** start of Supplied records **

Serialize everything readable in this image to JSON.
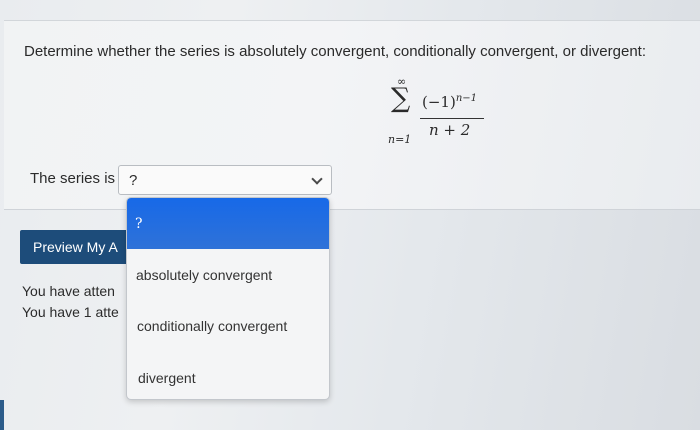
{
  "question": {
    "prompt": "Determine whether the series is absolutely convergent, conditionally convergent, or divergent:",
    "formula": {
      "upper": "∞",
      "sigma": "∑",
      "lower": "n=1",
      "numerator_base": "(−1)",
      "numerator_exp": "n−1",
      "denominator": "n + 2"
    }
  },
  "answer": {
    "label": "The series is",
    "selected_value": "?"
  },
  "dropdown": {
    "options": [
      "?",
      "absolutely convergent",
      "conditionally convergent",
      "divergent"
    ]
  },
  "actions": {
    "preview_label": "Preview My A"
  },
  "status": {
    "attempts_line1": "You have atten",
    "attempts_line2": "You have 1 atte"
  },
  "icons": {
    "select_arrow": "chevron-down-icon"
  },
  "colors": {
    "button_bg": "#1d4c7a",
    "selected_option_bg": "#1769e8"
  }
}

** end of Supplied records **

◆ Task to carry out ◆
Pictures are not part of the copy; output everything else in the records exactly.

◆ Solution to this task ◆
Serialize everything readable in this image to JSON.
{
  "question": {
    "prompt": "Determine whether the series is absolutely convergent, conditionally convergent, or divergent:",
    "formula": {
      "upper": "∞",
      "sigma": "∑",
      "lower": "n=1",
      "numerator_base": "(−1)",
      "numerator_exp": "n−1",
      "denominator": "n + 2"
    }
  },
  "answer": {
    "label": "The series is",
    "selected_value": "?"
  },
  "dropdown": {
    "options": [
      "?",
      "absolutely convergent",
      "conditionally convergent",
      "divergent"
    ]
  },
  "actions": {
    "preview_label": "Preview My A"
  },
  "status": {
    "attempts_line1": "You have atten",
    "attempts_line2": "You have 1 atte"
  },
  "icons": {
    "select_arrow": "chevron-down-icon"
  },
  "colors": {
    "button_bg": "#1d4c7a",
    "selected_option_bg": "#1769e8"
  }
}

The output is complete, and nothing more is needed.